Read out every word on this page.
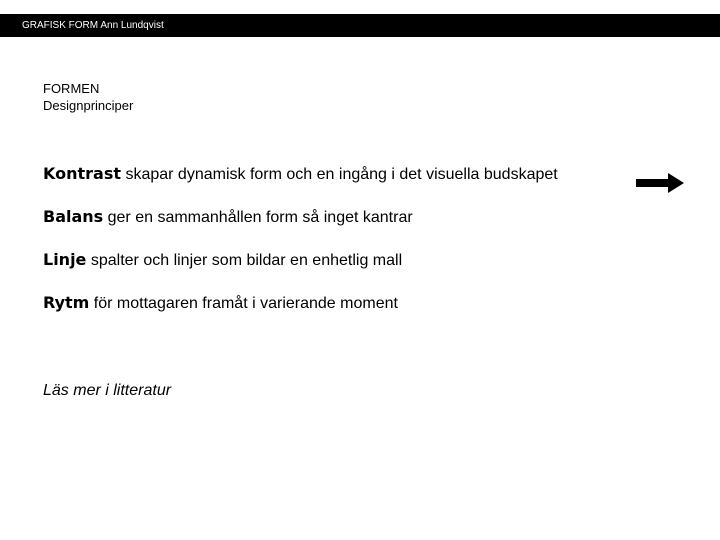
GRAFISK FORM Ann Lundqvist
FORMEN
Designprinciper
Kontrast skapar dynamisk form och en ingång i det visuella budskapet
Balans ger en sammanhållen form så inget kantrar
Linje spalter och linjer som bildar en enhetlig mall
Rytm för mottagaren framåt i varierande moment
Läs mer i litteratur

GOAL: Pictures are excluded; output everything else in the data verbatim.

WRITTEN RESPONSE:
Read out every word on this page.
GRAFISK FORM Ann Lundqvist
FORMEN
Designprinciper
Kontrast skapar dynamisk form och en ingång i det visuella budskapet
Balans ger en sammanhållen form så inget kantrar
Linje spalter och linjer som bildar en enhetlig mall
Rytm för mottagaren framåt i varierande moment
Läs mer i litteratur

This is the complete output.